Say how many lines hold the string "创投企业"; please write nothing but the number.

Collected data
══════════

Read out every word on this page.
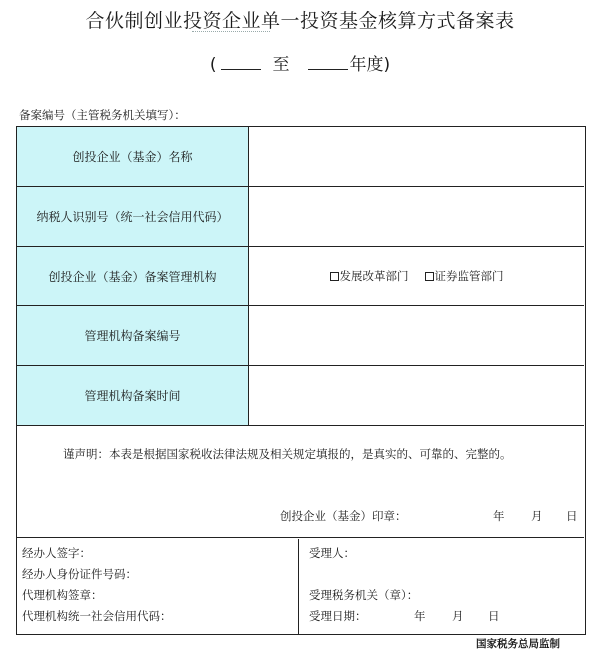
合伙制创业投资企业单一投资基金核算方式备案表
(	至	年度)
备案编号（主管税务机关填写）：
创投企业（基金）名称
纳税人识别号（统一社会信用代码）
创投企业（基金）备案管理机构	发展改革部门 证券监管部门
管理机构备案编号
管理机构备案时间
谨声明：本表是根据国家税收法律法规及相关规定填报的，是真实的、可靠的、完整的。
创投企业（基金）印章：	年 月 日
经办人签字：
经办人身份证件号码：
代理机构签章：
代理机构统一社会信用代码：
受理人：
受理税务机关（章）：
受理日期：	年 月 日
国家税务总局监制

══════════

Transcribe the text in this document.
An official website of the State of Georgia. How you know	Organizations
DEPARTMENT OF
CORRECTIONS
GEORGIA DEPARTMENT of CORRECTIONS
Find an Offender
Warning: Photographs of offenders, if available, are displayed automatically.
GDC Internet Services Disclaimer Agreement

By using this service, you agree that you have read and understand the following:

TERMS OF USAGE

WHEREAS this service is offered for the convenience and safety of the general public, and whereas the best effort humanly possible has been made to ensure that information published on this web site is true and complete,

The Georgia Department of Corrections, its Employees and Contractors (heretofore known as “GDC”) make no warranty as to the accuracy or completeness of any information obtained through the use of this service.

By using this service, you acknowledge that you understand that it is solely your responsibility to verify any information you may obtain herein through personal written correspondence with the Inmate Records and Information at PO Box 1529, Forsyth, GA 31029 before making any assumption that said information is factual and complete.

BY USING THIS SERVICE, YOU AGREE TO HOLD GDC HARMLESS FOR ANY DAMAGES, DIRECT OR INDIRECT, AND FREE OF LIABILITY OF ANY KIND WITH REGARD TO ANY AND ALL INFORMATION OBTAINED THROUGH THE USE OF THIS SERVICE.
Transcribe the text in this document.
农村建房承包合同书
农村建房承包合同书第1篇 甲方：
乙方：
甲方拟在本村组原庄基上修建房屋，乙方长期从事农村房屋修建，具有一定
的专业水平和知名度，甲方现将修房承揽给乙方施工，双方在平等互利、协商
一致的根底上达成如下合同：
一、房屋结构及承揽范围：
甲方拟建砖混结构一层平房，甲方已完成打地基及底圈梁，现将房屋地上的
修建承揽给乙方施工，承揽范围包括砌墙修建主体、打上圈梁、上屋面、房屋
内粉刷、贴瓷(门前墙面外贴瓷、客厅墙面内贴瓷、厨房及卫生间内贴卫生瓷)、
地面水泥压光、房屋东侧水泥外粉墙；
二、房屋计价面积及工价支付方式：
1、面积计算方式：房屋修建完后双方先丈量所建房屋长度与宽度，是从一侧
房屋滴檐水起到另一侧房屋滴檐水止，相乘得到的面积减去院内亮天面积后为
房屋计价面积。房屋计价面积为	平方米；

══════════

◆ **Solution to the problem**
3